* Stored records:
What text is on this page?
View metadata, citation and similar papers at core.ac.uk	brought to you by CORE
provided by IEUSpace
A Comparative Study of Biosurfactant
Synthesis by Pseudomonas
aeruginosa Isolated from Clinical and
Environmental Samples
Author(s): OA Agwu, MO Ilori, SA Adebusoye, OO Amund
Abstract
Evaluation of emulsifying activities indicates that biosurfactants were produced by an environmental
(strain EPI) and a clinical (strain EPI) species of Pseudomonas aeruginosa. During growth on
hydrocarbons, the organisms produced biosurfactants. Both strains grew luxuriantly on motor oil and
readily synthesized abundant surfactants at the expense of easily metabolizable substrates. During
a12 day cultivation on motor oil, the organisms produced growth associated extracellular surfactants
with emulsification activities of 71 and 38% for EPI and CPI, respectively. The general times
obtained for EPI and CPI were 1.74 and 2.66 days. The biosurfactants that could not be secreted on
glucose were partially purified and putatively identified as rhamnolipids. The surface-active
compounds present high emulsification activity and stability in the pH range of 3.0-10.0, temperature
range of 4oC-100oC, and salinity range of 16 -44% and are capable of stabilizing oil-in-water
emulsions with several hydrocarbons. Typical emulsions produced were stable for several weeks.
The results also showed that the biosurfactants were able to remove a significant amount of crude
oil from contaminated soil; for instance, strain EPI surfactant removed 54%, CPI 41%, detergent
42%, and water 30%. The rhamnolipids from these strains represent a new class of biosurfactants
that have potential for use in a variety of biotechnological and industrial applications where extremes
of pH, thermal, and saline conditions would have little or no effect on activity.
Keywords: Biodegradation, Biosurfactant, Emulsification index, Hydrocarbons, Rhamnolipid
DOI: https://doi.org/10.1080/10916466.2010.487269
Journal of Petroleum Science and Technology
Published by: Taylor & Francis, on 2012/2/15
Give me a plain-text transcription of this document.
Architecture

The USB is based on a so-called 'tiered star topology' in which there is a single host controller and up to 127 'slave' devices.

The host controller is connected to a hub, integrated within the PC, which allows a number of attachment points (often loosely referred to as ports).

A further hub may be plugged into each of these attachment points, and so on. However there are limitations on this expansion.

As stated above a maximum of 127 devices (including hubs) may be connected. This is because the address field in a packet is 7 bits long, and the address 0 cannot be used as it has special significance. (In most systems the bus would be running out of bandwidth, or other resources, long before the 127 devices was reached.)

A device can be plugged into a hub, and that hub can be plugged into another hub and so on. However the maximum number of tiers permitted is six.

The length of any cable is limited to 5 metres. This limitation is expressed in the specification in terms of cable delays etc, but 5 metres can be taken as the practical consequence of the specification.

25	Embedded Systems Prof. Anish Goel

* DESCRIPTION OF THE TASK:
Return each line of the listing that holds the string "controller".

* FULL RESPONSE:
The USB is based on a so-called 'tiered star topology' in which there is a single host controller and up to 127 'slave' devices.
The host controller is connected to a hub, integrated within the PC, which allows a number of attachment points (often loosely referred to as ports).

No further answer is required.